── RECORDS PROVIDED ──

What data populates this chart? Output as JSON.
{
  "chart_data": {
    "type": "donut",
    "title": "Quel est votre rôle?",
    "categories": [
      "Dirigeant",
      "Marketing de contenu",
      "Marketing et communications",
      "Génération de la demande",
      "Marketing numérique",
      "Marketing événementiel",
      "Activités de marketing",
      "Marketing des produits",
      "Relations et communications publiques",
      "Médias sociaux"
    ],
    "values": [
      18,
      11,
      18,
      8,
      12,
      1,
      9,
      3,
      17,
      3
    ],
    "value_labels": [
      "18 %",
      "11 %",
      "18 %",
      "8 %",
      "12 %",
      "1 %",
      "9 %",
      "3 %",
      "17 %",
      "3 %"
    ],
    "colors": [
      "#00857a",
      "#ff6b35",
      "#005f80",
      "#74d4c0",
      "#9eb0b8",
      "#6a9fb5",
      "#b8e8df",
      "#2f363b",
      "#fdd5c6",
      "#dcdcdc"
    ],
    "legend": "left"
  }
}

───

Tally how many lines of the data include the word "communications". Write the number and nothing else.

RESULT FOR THIS EXERCISE:
2